### Exercise materials

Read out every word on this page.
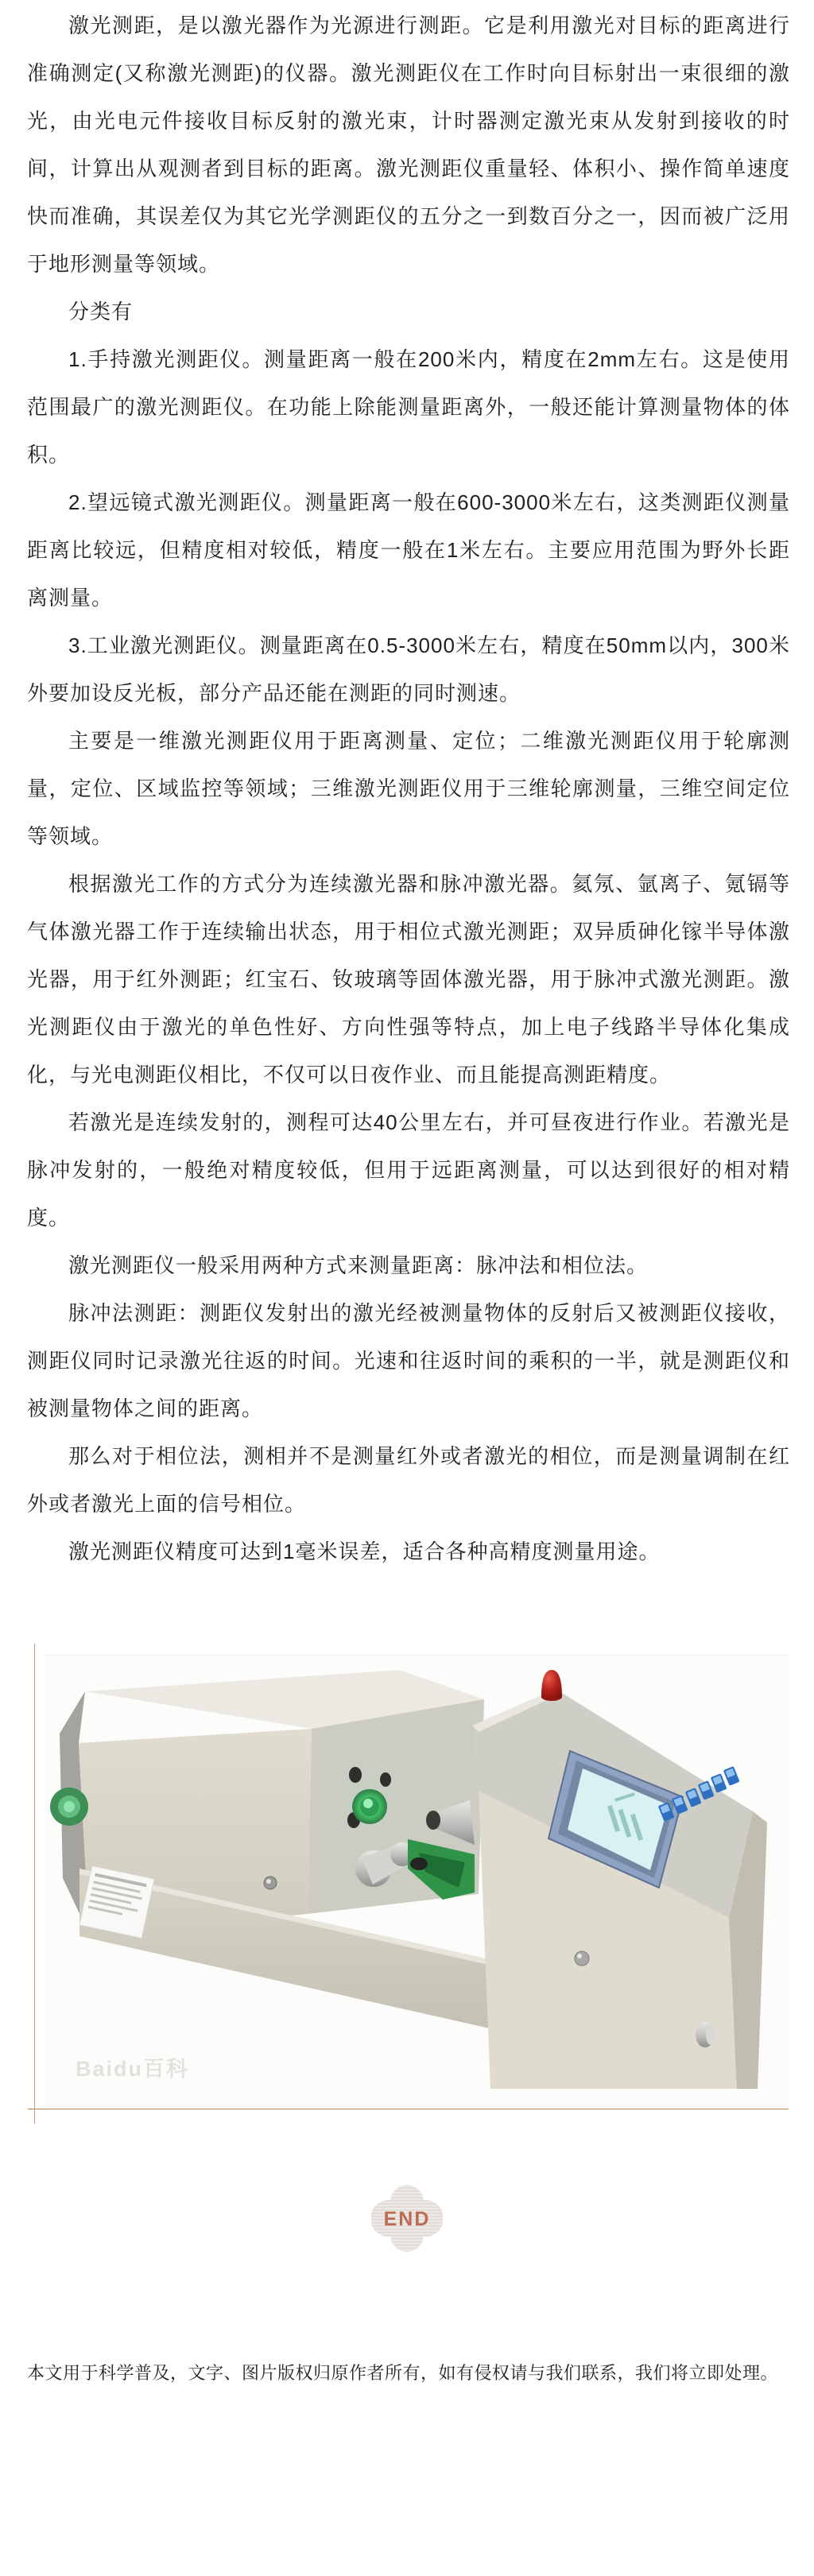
激光测距，是以激光器作为光源进行测距。它是利用激光对目标的距离进行准确测定(又称激光测距)的仪器。激光测距仪在工作时向目标射出一束很细的激光，由光电元件接收目标反射的激光束，计时器测定激光束从发射到接收的时间，计算出从观测者到目标的距离。激光测距仪重量轻、体积小、操作简单速度快而准确，其误差仅为其它光学测距仪的五分之一到数百分之一，因而被广泛用于地形测量等领域。

分类有

1.手持激光测距仪。测量距离一般在200米内，精度在2mm左右。这是使用范围最广的激光测距仪。在功能上除能测量距离外，一般还能计算测量物体的体积。

2.望远镜式激光测距仪。测量距离一般在600-3000米左右，这类测距仪测量距离比较远，但精度相对较低，精度一般在1米左右。主要应用范围为野外长距离测量。

3.工业激光测距仪。测量距离在0.5-3000米左右，精度在50mm以内，300米外要加设反光板，部分产品还能在测距的同时测速。

主要是一维激光测距仪用于距离测量、定位；二维激光测距仪用于轮廓测量，定位、区域监控等领域；三维激光测距仪用于三维轮廓测量，三维空间定位等领域。

根据激光工作的方式分为连续激光器和脉冲激光器。氦氖、氩离子、氪镉等气体激光器工作于连续输出状态，用于相位式激光测距；双异质砷化镓半导体激光器，用于红外测距；红宝石、钕玻璃等固体激光器，用于脉冲式激光测距。激光测距仪由于激光的单色性好、方向性强等特点，加上电子线路半导体化集成化，与光电测距仪相比，不仅可以日夜作业、而且能提高测距精度。

若激光是连续发射的，测程可达40公里左右，并可昼夜进行作业。若激光是脉冲发射的，一般绝对精度较低，但用于远距离测量，可以达到很好的相对精度。

激光测距仪一般采用两种方式来测量距离：脉冲法和相位法。

脉冲法测距：测距仪发射出的激光经被测量物体的反射后又被测距仪接收，测距仪同时记录激光往返的时间。光速和往返时间的乘积的一半，就是测距仪和被测量物体之间的距离。

那么对于相位法，测相并不是测量红外或者激光的相位，而是测量调制在红外或者激光上面的信号相位。

激光测距仪精度可达到1毫米误差，适合各种高精度测量用途。

Baidu百科
END

本文用于科学普及，文字、图片版权归原作者所有，如有侵权请与我们联系，我们将立即处理。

### Task prompt
The pictures should not appear in the copy; every other part of the records above must be returned exactly.

### Exercise output
Read out every word on this page.
激光测距，是以激光器作为光源进行测距。它是利用激光对目标的距离进行准确测定(又称激光测距)的仪器。激光测距仪在工作时向目标射出一束很细的激光，由光电元件接收目标反射的激光束，计时器测定激光束从发射到接收的时间，计算出从观测者到目标的距离。激光测距仪重量轻、体积小、操作简单速度快而准确，其误差仅为其它光学测距仪的五分之一到数百分之一，因而被广泛用于地形测量等领域。

分类有

1.手持激光测距仪。测量距离一般在200米内，精度在2mm左右。这是使用范围最广的激光测距仪。在功能上除能测量距离外，一般还能计算测量物体的体积。

2.望远镜式激光测距仪。测量距离一般在600-3000米左右，这类测距仪测量距离比较远，但精度相对较低，精度一般在1米左右。主要应用范围为野外长距离测量。

3.工业激光测距仪。测量距离在0.5-3000米左右，精度在50mm以内，300米外要加设反光板，部分产品还能在测距的同时测速。

主要是一维激光测距仪用于距离测量、定位；二维激光测距仪用于轮廓测量，定位、区域监控等领域；三维激光测距仪用于三维轮廓测量，三维空间定位等领域。

根据激光工作的方式分为连续激光器和脉冲激光器。氦氖、氩离子、氪镉等气体激光器工作于连续输出状态，用于相位式激光测距；双异质砷化镓半导体激光器，用于红外测距；红宝石、钕玻璃等固体激光器，用于脉冲式激光测距。激光测距仪由于激光的单色性好、方向性强等特点，加上电子线路半导体化集成化，与光电测距仪相比，不仅可以日夜作业、而且能提高测距精度。

若激光是连续发射的，测程可达40公里左右，并可昼夜进行作业。若激光是脉冲发射的，一般绝对精度较低，但用于远距离测量，可以达到很好的相对精度。

激光测距仪一般采用两种方式来测量距离：脉冲法和相位法。

脉冲法测距：测距仪发射出的激光经被测量物体的反射后又被测距仪接收，测距仪同时记录激光往返的时间。光速和往返时间的乘积的一半，就是测距仪和被测量物体之间的距离。

那么对于相位法，测相并不是测量红外或者激光的相位，而是测量调制在红外或者激光上面的信号相位。

激光测距仪精度可达到1毫米误差，适合各种高精度测量用途。

Baidu百科
END

本文用于科学普及，文字、图片版权归原作者所有，如有侵权请与我们联系，我们将立即处理。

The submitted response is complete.